GIVEN EXERCISE: In the material below, identify each line bearing the word "služby". Reproduce those lines.

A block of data
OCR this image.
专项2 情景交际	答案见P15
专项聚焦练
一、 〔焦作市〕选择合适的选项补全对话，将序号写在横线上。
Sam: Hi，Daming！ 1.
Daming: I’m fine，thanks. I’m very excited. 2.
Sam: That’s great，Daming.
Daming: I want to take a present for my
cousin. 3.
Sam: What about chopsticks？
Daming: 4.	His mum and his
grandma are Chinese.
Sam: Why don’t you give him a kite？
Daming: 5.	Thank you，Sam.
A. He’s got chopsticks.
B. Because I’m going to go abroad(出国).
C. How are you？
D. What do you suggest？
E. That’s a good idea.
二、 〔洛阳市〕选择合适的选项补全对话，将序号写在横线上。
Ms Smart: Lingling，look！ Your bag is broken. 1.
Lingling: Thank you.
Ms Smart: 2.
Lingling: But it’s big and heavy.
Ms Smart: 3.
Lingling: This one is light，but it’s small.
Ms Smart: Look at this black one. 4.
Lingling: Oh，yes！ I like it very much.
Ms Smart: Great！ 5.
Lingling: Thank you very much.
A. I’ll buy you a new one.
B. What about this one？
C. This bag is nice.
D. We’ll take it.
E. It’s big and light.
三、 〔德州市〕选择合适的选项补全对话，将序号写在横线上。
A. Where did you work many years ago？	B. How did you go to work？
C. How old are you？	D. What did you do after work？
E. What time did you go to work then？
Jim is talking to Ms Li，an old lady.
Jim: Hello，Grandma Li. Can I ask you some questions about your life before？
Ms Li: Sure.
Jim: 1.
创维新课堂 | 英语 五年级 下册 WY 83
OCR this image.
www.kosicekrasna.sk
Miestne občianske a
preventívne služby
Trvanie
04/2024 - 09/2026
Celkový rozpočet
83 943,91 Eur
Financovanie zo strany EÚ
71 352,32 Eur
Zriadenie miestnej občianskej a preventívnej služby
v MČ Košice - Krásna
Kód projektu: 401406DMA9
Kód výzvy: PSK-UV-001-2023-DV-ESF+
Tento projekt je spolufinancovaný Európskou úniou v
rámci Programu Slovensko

WRITTEN ANSWER:
preventívne služby
Zriadenie miestnej občianskej a preventívnej služby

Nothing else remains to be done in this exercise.